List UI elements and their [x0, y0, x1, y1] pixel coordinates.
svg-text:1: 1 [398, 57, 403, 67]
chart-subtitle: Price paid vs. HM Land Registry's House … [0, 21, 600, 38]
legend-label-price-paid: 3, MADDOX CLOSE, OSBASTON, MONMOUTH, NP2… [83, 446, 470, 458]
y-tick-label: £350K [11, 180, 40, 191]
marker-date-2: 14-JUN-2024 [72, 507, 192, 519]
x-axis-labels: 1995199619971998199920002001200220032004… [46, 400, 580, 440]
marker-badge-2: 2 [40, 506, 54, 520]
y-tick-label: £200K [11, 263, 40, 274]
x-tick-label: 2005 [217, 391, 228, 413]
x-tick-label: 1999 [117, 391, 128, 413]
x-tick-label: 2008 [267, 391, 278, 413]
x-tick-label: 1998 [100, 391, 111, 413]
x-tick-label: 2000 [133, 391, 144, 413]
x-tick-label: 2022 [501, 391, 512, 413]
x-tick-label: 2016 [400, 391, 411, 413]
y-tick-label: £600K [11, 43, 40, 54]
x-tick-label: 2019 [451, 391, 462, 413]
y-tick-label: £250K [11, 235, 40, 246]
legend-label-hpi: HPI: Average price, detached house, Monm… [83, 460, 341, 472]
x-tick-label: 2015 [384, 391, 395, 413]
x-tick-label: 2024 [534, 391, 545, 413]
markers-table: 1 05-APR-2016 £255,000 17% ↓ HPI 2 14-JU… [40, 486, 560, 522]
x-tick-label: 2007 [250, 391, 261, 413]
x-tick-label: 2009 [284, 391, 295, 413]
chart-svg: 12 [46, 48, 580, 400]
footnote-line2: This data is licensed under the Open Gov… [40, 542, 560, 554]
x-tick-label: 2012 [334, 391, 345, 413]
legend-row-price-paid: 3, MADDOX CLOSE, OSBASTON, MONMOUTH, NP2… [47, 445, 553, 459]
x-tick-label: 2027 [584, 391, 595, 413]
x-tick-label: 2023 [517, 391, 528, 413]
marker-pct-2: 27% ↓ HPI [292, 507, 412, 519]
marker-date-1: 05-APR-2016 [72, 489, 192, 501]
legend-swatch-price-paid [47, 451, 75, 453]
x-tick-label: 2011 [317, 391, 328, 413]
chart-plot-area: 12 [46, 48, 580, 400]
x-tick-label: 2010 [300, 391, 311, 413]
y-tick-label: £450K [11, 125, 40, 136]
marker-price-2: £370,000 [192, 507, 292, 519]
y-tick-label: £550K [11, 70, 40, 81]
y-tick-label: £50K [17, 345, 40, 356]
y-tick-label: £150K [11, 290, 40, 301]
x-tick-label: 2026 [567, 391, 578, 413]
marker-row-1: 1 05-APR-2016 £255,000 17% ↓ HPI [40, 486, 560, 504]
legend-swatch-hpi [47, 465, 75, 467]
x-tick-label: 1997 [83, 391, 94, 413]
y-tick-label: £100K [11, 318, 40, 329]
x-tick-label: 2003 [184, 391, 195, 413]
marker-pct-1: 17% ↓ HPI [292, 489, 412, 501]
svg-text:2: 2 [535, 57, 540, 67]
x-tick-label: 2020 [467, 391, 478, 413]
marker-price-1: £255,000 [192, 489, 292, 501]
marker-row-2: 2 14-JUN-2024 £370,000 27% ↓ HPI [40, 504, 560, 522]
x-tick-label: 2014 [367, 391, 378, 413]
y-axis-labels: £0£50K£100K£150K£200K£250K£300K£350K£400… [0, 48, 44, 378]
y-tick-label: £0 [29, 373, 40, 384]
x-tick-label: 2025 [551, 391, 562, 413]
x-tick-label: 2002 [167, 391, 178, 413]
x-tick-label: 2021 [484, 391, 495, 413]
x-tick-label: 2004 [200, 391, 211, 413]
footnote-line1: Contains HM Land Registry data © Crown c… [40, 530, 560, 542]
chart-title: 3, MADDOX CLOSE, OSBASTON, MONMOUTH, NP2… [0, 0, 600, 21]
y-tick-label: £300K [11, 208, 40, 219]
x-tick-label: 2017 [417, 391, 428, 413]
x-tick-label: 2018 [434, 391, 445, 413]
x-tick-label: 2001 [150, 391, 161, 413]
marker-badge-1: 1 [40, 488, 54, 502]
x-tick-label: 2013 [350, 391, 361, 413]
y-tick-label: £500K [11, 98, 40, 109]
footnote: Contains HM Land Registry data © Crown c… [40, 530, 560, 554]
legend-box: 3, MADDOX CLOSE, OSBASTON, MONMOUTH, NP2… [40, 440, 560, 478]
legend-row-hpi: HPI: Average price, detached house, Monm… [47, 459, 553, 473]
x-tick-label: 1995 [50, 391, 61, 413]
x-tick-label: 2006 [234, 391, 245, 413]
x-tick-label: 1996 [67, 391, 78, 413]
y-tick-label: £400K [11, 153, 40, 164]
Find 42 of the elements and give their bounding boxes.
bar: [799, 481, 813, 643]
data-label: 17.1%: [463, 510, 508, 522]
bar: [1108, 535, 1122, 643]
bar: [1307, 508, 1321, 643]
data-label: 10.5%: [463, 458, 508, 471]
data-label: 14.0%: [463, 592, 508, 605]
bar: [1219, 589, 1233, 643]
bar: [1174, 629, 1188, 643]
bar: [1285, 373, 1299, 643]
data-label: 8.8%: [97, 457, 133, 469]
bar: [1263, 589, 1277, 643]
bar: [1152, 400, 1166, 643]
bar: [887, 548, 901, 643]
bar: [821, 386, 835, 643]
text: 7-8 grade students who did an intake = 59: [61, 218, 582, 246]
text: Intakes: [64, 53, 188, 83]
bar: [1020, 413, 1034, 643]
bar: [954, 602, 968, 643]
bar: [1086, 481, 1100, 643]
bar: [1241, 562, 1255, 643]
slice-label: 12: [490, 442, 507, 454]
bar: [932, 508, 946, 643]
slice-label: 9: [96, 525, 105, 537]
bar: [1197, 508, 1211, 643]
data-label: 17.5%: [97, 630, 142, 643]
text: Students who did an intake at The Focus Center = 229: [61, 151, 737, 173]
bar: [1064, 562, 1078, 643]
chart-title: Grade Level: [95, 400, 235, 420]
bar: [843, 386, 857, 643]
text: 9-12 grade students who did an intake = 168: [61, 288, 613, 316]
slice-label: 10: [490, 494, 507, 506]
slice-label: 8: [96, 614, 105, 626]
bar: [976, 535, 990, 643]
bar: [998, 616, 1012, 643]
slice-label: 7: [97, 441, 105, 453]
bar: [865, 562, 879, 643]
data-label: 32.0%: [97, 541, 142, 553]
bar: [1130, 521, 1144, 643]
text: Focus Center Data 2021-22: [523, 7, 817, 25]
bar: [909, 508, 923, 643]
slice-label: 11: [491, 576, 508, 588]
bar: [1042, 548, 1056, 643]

## [What the exercise asks]
Pick out each line of the items that contains the string "footnote", treating uppercase and lowercase as different.

## [Solved problem]
footnote-line2: This data is licensed under the Open Gov… [40, 542, 560, 554]
footnote-line1: Contains HM Land Registry data © Crown c… [40, 530, 560, 542]
footnote: Contains HM Land Registry data © Crown c… [40, 530, 560, 554]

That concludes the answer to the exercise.